### Task description
All the data should be repeated exactly. Any image in it is left out.

### Material for this exercise
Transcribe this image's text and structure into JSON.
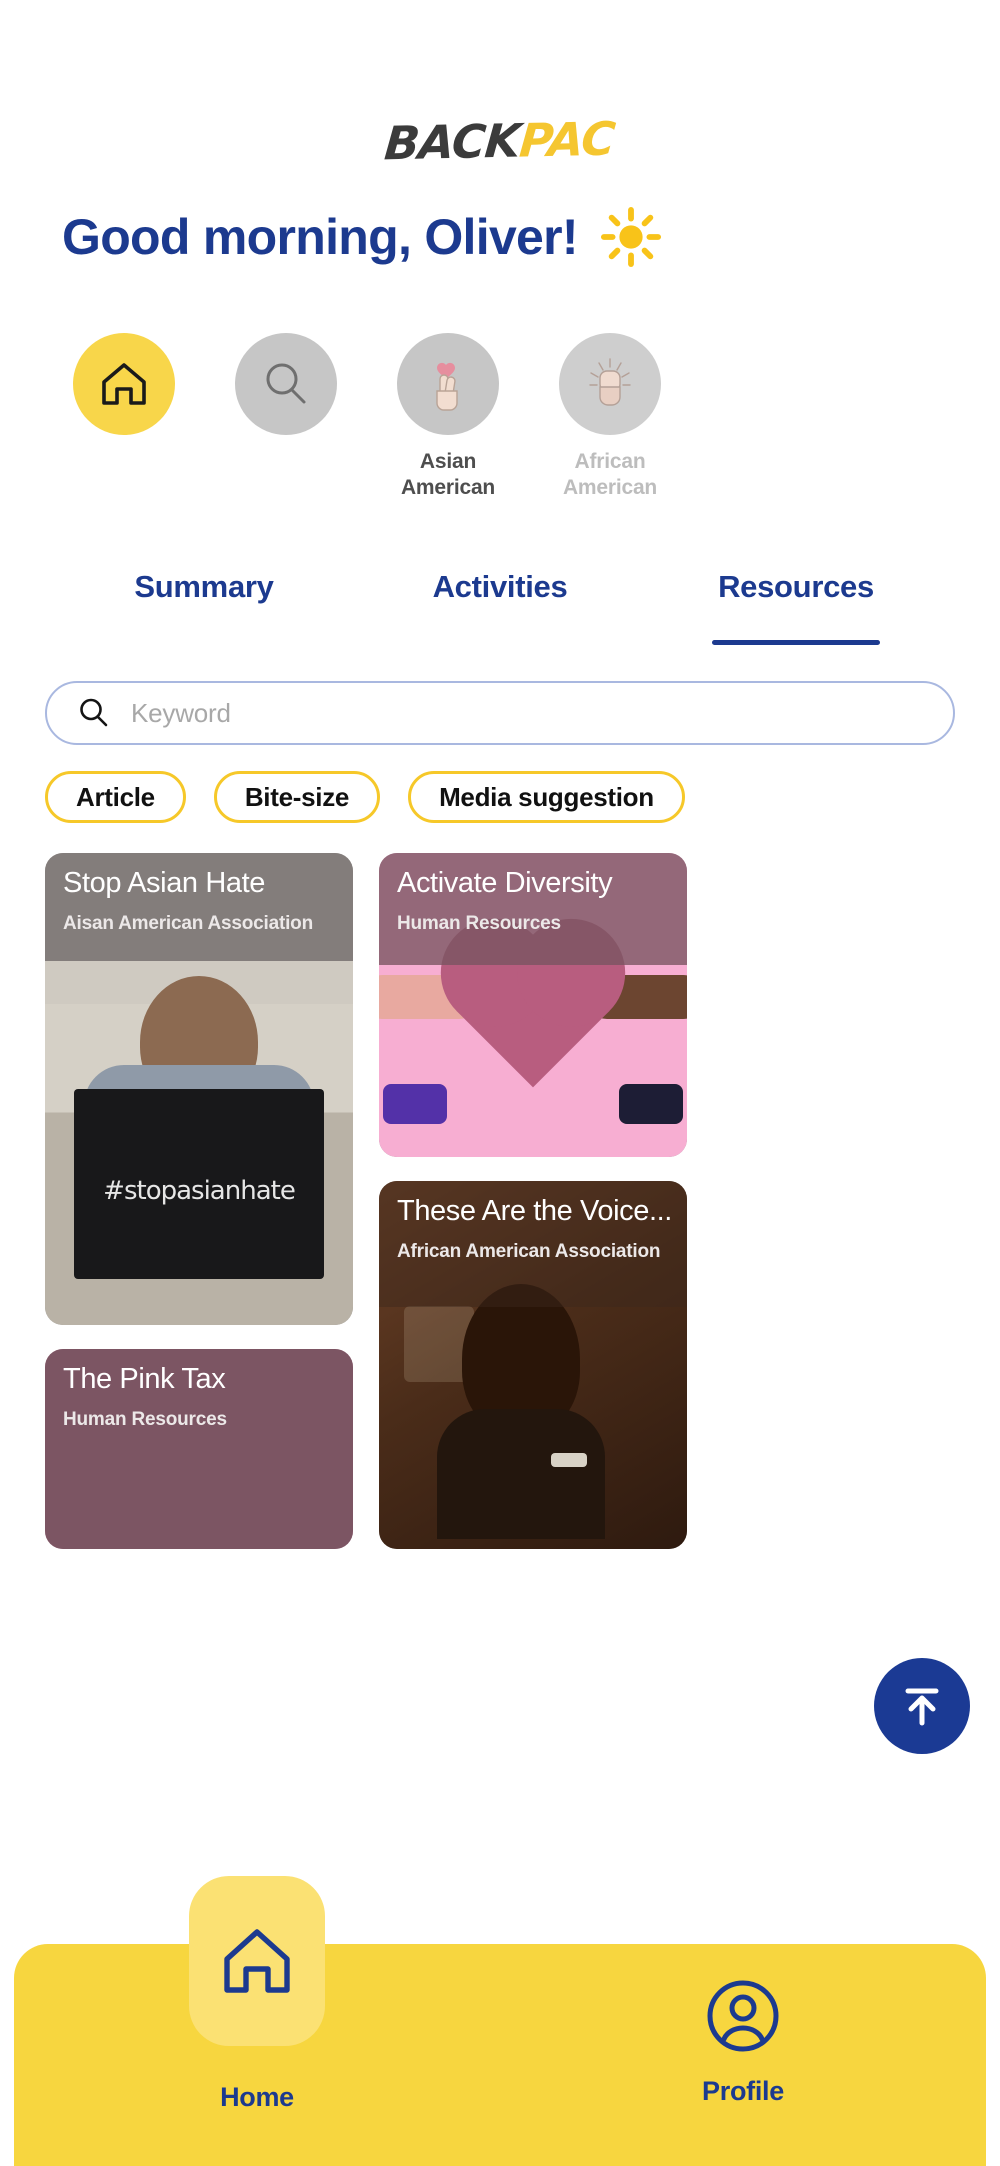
{
  "brand": {
    "logo_first": "BACK",
    "logo_second": "PAC",
    "color_dark": "#3b3b3b",
    "color_yellow": "#f5c630",
    "color_navy": "#1c3a8f"
  },
  "header": {
    "greeting": "Good morning, Oliver!",
    "weather_icon": "sun-icon"
  },
  "categories": [
    {
      "icon": "home-icon",
      "label": "",
      "active": true,
      "faded": false
    },
    {
      "icon": "search-icon",
      "label": "",
      "active": false,
      "faded": false
    },
    {
      "icon": "crossed-fingers-heart-icon",
      "label": "Asian American",
      "active": false,
      "faded": false
    },
    {
      "icon": "raised-fist-icon",
      "label": "African American",
      "active": false,
      "faded": true
    }
  ],
  "tabs": [
    {
      "label": "Summary",
      "active": false
    },
    {
      "label": "Activities",
      "active": false
    },
    {
      "label": "Resources",
      "active": true
    }
  ],
  "search": {
    "placeholder": "Keyword",
    "value": "",
    "icon": "search-icon"
  },
  "filters": [
    {
      "label": "Article"
    },
    {
      "label": "Bite-size"
    },
    {
      "label": "Media suggestion"
    }
  ],
  "cards": {
    "left": [
      {
        "title": "Stop Asian Hate",
        "source": "Aisan American Association",
        "art": "stopasianhate",
        "overlay": "scrim"
      },
      {
        "title": "The Pink Tax",
        "source": "Human Resources",
        "art": "pinktax",
        "overlay": "mauve-full"
      }
    ],
    "right": [
      {
        "title": "Activate Diversity",
        "source": "Human Resources",
        "art": "activate",
        "overlay": "mauve"
      },
      {
        "title": "These Are the Voice...",
        "source": "African American Association",
        "art": "voices",
        "overlay": "scrim"
      }
    ]
  },
  "fab": {
    "name": "scroll-to-top-button",
    "icon": "arrow-up-to-line-icon",
    "color": "#1b3a94"
  },
  "bottom_nav": [
    {
      "label": "Home",
      "icon": "home-icon",
      "active": true
    },
    {
      "label": "Profile",
      "icon": "user-circle-icon",
      "active": false
    }
  ]
}
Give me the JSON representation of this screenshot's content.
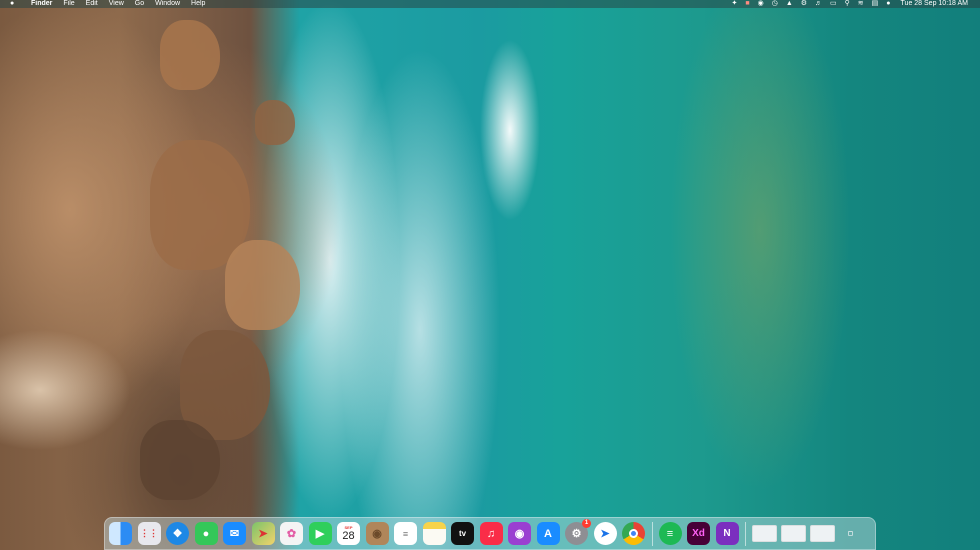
{
  "menubar": {
    "apple_icon": "",
    "app_name": "Finder",
    "menus": [
      "File",
      "Edit",
      "View",
      "Go",
      "Window",
      "Help"
    ],
    "status_icons": [
      "extension-icon",
      "notification-icon",
      "record-icon",
      "timer-icon",
      "adobe-icon",
      "gear-icon",
      "volume-icon",
      "battery-icon",
      "spotlight-icon",
      "wifi-icon",
      "control-center-icon",
      "siri-icon"
    ],
    "datetime": "Tue 28 Sep  10:18 AM"
  },
  "dock": {
    "apps": [
      {
        "name": "Finder",
        "icon": "finder-icon",
        "color": "#2c8cf4"
      },
      {
        "name": "Launchpad",
        "icon": "launchpad-icon",
        "color": "#e8e8ee"
      },
      {
        "name": "Safari",
        "icon": "safari-icon",
        "color": "#1e88e5"
      },
      {
        "name": "Messages",
        "icon": "messages-icon",
        "color": "#34c759"
      },
      {
        "name": "Mail",
        "icon": "mail-icon",
        "color": "#1a8cff"
      },
      {
        "name": "Maps",
        "icon": "maps-icon",
        "color": "#7cc36a"
      },
      {
        "name": "Photos",
        "icon": "photos-icon",
        "color": "#f4f4f4"
      },
      {
        "name": "FaceTime",
        "icon": "facetime-icon",
        "color": "#2fcf5b"
      },
      {
        "name": "Calendar",
        "icon": "calendar-icon",
        "color": "#ffffff",
        "month": "SEP",
        "day": "28"
      },
      {
        "name": "Contacts",
        "icon": "contacts-icon",
        "color": "#b0865a"
      },
      {
        "name": "Reminders",
        "icon": "reminders-icon",
        "color": "#ffffff"
      },
      {
        "name": "Notes",
        "icon": "notes-icon",
        "color": "#f7e27a"
      },
      {
        "name": "TV",
        "icon": "tv-icon",
        "color": "#111111",
        "label": "tv"
      },
      {
        "name": "Music",
        "icon": "music-icon",
        "color": "#fa2d48"
      },
      {
        "name": "Podcasts",
        "icon": "podcasts-icon",
        "color": "#9a3fd1"
      },
      {
        "name": "App Store",
        "icon": "app-store-icon",
        "color": "#1a8cff"
      },
      {
        "name": "System Preferences",
        "icon": "system-preferences-icon",
        "color": "#8e8e93",
        "badge": "1"
      },
      {
        "name": "Navigator",
        "icon": "navigator-icon",
        "color": "#ffffff"
      },
      {
        "name": "Chrome",
        "icon": "chrome-icon",
        "color": "#ffffff"
      }
    ],
    "apps2": [
      {
        "name": "Spotify",
        "icon": "spotify-icon",
        "color": "#1db954"
      },
      {
        "name": "Adobe XD",
        "icon": "adobe-xd-icon",
        "color": "#470137",
        "label": "Xd"
      },
      {
        "name": "OneNote",
        "icon": "onenote-icon",
        "color": "#7b2fbf",
        "label": "N"
      }
    ],
    "trash_icon": "trash-icon"
  }
}
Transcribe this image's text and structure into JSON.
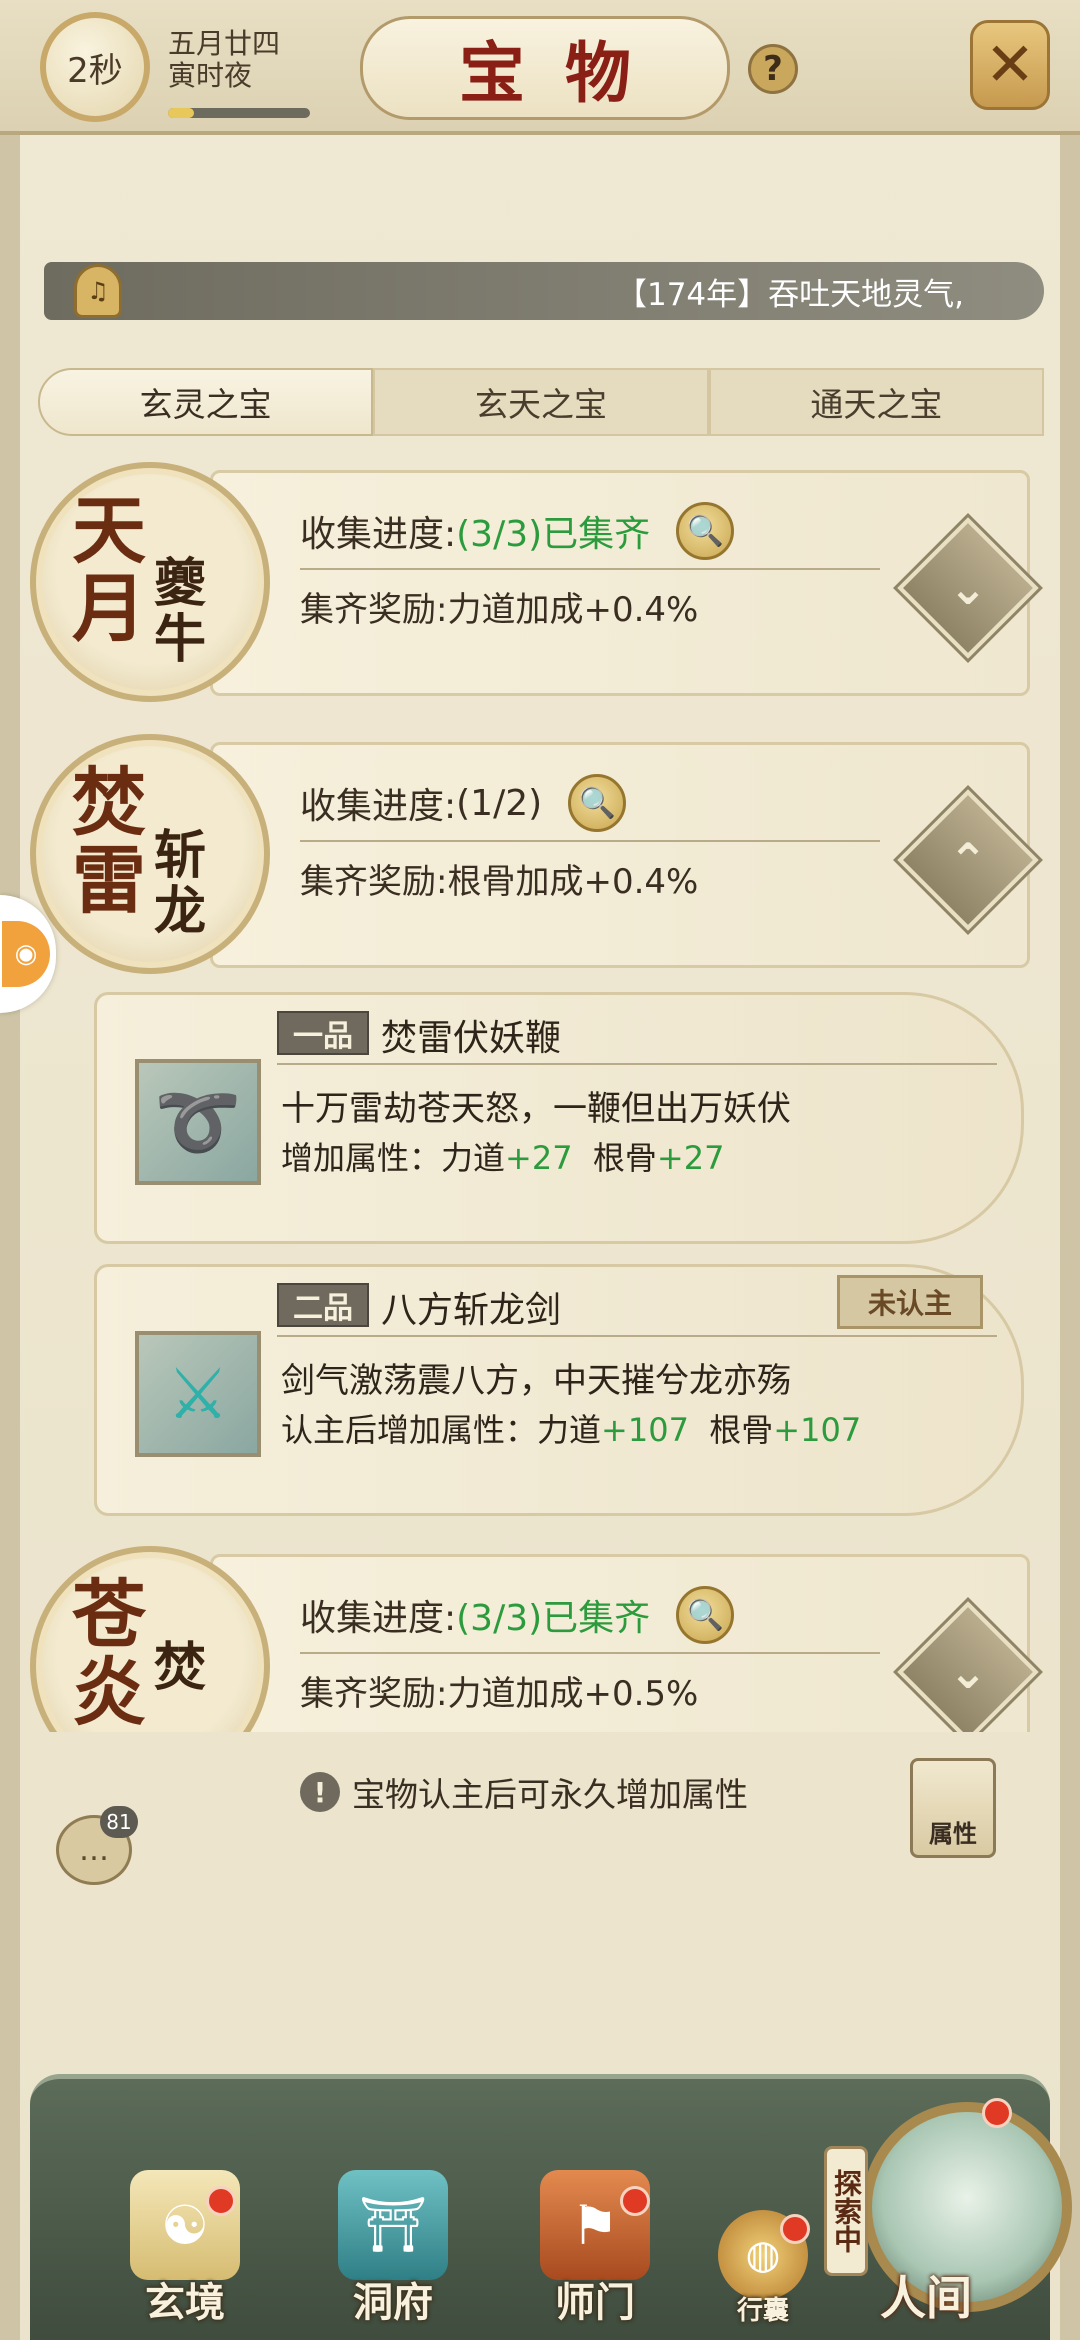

### Task solution
Transcribe this image's text and structure into JSON.
{
  "brand": {
    "logo_first": "BACK",
    "logo_second": "PAC",
    "color_dark": "#3b3b3b",
    "color_yellow": "#f5c630",
    "color_navy": "#1c3a8f"
  },
  "header": {
    "greeting": "Good morning, Oliver!",
    "weather_icon": "sun-icon"
  },
  "categories": [
    {
      "icon": "home-icon",
      "label": "",
      "active": true,
      "faded": false
    },
    {
      "icon": "search-icon",
      "label": "",
      "active": false,
      "faded": false
    },
    {
      "icon": "crossed-fingers-heart-icon",
      "label": "Asian American",
      "active": false,
      "faded": false
    },
    {
      "icon": "raised-fist-icon",
      "label": "African American",
      "active": false,
      "faded": true
    }
  ],
  "tabs": [
    {
      "label": "Summary",
      "active": false
    },
    {
      "label": "Activities",
      "active": false
    },
    {
      "label": "Resources",
      "active": true
    }
  ],
  "search": {
    "placeholder": "Keyword",
    "value": "",
    "icon": "search-icon"
  },
  "filters": [
    {
      "label": "Article"
    },
    {
      "label": "Bite-size"
    },
    {
      "label": "Media suggestion"
    }
  ],
  "cards": {
    "left": [
      {
        "title": "Stop Asian Hate",
        "source": "Aisan American Association",
        "art": "stopasianhate",
        "overlay": "scrim"
      },
      {
        "title": "The Pink Tax",
        "source": "Human Resources",
        "art": "pinktax",
        "overlay": "mauve-full"
      }
    ],
    "right": [
      {
        "title": "Activate Diversity",
        "source": "Human Resources",
        "art": "activate",
        "overlay": "mauve"
      },
      {
        "title": "These Are the Voice...",
        "source": "African American Association",
        "art": "voices",
        "overlay": "scrim"
      }
    ]
  },
  "fab": {
    "name": "scroll-to-top-button",
    "icon": "arrow-up-to-line-icon",
    "color": "#1b3a94"
  },
  "bottom_nav": [
    {
      "label": "Home",
      "icon": "home-icon",
      "active": true
    },
    {
      "label": "Profile",
      "icon": "user-circle-icon",
      "active": false
    }
  ]
}
Give me the JSON representation of this screenshot's content.
{
  "menubar": {
    "apple_icon": "",
    "app_name": "Finder",
    "menus": [
      "File",
      "Edit",
      "View",
      "Go",
      "Window",
      "Help"
    ],
    "status_icons": [
      "extension-icon",
      "notification-icon",
      "record-icon",
      "timer-icon",
      "adobe-icon",
      "gear-icon",
      "volume-icon",
      "battery-icon",
      "spotlight-icon",
      "wifi-icon",
      "control-center-icon",
      "siri-icon"
    ],
    "datetime": "Tue 28 Sep  10:18 AM"
  },
  "dock": {
    "apps": [
      {
        "name": "Finder",
        "icon": "finder-icon",
        "color": "#2c8cf4"
      },
      {
        "name": "Launchpad",
        "icon": "launchpad-icon",
        "color": "#e8e8ee"
      },
      {
        "name": "Safari",
        "icon": "safari-icon",
        "color": "#1e88e5"
      },
      {
        "name": "Messages",
        "icon": "messages-icon",
        "color": "#34c759"
      },
      {
        "name": "Mail",
        "icon": "mail-icon",
        "color": "#1a8cff"
      },
      {
        "name": "Maps",
        "icon": "maps-icon",
        "color": "#7cc36a"
      },
      {
        "name": "Photos",
        "icon": "photos-icon",
        "color": "#f4f4f4"
      },
      {
        "name": "FaceTime",
        "icon": "facetime-icon",
        "color": "#2fcf5b"
      },
      {
        "name": "Calendar",
        "icon": "calendar-icon",
        "color": "#ffffff",
        "month": "SEP",
        "day": "28"
      },
      {
        "name": "Contacts",
        "icon": "contacts-icon",
        "color": "#b0865a"
      },
      {
        "name": "Reminders",
        "icon": "reminders-icon",
        "color": "#ffffff"
      },
      {
        "name": "Notes",
        "icon": "notes-icon",
        "color": "#f7e27a"
      },
      {
        "name": "TV",
        "icon": "tv-icon",
        "color": "#111111",
        "label": "tv"
      },
      {
        "name": "Music",
        "icon": "music-icon",
        "color": "#fa2d48"
      },
      {
        "name": "Podcasts",
        "icon": "podcasts-icon",
        "color": "#9a3fd1"
      },
      {
        "name": "App Store",
        "icon": "app-store-icon",
        "color": "#1a8cff"
      },
      {
        "name": "System Preferences",
        "icon": "system-preferences-icon",
        "color": "#8e8e93",
        "badge": "1"
      },
      {
        "name": "Navigator",
        "icon": "navigator-icon",
        "color": "#ffffff"
      },
      {
        "name": "Chrome",
        "icon": "chrome-icon",
        "color": "#ffffff"
      }
    ],
    "apps2": [
      {
        "name": "Spotify",
        "icon": "spotify-icon",
        "color": "#1db954"
      },
      {
        "name": "Adobe XD",
        "icon": "adobe-xd-icon",
        "color": "#470137",
        "label": "Xd"
      },
      {
        "name": "OneNote",
        "icon": "onenote-icon",
        "color": "#7b2fbf",
        "label": "N"
      }
    ],
    "trash_icon": "trash-icon"
  }
}
Transcribe this image's text and structure into JSON.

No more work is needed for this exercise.